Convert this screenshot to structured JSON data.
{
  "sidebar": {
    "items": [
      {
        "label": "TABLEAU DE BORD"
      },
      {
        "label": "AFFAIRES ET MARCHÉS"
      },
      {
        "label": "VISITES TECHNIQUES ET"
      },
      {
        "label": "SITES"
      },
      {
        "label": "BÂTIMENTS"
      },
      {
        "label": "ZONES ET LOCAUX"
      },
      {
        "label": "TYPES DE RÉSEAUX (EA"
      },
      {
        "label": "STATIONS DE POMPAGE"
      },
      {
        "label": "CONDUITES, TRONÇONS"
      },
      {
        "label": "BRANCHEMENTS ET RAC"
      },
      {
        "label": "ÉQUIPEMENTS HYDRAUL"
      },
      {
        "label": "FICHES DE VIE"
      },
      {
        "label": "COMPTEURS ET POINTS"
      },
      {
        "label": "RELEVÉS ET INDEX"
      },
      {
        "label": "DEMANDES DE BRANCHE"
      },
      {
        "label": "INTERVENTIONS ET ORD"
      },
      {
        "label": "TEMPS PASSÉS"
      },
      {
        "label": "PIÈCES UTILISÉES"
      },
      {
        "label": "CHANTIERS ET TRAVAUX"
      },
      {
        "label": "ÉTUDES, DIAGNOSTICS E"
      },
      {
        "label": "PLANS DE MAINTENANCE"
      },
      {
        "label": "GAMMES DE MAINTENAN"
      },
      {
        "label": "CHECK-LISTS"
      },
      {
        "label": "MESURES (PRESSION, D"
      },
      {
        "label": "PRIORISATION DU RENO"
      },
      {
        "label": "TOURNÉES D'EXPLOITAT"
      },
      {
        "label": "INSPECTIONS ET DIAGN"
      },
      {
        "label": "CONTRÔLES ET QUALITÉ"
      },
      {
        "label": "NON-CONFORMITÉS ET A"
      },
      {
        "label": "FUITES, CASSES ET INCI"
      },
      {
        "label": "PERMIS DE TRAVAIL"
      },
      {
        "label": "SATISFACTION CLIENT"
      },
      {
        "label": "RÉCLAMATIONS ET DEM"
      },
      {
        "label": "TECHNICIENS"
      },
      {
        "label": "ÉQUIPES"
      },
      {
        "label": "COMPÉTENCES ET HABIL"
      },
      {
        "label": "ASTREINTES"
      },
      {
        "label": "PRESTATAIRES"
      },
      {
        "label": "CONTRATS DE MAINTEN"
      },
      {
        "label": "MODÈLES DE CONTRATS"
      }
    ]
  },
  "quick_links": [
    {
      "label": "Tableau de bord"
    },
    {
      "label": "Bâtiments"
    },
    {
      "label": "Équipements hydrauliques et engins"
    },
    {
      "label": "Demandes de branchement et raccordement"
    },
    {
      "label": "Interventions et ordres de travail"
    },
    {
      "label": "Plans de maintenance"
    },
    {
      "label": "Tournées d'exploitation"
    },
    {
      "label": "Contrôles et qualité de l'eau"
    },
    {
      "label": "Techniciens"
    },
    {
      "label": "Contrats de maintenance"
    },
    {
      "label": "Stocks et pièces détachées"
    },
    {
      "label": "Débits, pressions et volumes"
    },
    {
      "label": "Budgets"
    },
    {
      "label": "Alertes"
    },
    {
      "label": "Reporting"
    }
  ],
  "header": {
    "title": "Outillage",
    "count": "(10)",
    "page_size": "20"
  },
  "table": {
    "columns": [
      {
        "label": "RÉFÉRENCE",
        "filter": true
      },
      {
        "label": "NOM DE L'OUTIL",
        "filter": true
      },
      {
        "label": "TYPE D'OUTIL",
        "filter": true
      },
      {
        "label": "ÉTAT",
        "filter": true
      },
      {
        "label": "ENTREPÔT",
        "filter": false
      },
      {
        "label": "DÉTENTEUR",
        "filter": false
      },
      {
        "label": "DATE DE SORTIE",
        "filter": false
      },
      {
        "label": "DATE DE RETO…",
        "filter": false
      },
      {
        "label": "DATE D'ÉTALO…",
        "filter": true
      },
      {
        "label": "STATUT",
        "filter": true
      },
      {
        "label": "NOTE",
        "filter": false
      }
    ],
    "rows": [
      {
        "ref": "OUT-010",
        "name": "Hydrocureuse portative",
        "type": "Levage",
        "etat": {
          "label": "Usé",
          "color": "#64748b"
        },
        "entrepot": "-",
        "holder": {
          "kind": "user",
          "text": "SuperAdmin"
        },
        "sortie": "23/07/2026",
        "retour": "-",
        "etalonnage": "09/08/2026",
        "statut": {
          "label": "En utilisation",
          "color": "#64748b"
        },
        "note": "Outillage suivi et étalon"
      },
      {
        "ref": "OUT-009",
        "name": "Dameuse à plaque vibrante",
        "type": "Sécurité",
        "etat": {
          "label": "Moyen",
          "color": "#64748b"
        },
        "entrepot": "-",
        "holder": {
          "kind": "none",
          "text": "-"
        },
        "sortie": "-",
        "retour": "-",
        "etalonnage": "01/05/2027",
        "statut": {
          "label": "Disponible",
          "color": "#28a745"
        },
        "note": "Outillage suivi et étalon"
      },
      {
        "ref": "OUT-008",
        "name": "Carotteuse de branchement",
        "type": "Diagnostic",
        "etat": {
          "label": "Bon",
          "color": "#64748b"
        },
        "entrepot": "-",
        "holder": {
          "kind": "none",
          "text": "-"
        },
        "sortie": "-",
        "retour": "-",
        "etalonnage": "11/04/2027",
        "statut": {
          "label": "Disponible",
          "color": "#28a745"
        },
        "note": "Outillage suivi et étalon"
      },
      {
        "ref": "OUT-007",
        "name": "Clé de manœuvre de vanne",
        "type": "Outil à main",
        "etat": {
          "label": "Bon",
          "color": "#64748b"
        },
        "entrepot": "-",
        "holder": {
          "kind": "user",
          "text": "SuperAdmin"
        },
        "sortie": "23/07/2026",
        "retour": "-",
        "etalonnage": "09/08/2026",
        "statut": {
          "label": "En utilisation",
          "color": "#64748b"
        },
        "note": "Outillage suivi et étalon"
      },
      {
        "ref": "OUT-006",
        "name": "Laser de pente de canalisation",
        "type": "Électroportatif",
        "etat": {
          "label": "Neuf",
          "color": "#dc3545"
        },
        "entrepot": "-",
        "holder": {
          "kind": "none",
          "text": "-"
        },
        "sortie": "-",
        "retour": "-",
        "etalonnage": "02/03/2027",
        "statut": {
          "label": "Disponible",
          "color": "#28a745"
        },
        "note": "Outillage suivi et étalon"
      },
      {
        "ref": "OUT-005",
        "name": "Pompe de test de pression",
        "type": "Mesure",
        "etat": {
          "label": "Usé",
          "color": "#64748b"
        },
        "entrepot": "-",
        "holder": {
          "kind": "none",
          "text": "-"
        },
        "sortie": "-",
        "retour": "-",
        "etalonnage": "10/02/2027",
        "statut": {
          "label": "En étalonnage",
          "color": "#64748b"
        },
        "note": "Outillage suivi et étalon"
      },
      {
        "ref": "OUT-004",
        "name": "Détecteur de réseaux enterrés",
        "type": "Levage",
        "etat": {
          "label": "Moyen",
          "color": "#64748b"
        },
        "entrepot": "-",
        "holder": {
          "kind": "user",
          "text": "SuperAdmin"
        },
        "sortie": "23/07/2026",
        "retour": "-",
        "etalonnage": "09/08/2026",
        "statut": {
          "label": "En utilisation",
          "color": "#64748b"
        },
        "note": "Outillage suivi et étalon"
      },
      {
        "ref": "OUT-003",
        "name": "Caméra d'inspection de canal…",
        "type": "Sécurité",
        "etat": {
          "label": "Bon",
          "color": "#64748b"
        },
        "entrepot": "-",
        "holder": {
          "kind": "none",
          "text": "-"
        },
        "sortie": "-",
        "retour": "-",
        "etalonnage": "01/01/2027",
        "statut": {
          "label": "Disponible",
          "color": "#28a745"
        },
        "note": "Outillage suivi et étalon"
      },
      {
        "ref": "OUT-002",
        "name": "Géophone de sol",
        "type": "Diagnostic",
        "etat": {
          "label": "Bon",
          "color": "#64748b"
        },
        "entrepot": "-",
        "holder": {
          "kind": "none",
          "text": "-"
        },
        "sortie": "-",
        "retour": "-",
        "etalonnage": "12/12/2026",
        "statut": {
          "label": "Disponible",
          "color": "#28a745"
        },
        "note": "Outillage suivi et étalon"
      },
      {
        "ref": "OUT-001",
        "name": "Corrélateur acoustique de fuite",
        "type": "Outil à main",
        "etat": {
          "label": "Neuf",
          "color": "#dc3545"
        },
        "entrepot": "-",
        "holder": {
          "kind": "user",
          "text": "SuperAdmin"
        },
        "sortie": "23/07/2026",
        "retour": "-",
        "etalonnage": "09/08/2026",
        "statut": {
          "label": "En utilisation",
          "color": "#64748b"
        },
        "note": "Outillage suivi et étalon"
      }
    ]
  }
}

> The request:
In the listing, find each line with the string "etalonnage" and copy it.

> Exercise result:
        "etalonnage": "09/08/2026",
        "etalonnage": "01/05/2027",
        "etalonnage": "11/04/2027",
        "etalonnage": "09/08/2026",
        "etalonnage": "02/03/2027",
        "etalonnage": "10/02/2027",
        "etalonnage": "09/08/2026",
        "etalonnage": "01/01/2027",
        "etalonnage": "12/12/2026",
        "etalonnage": "09/08/2026",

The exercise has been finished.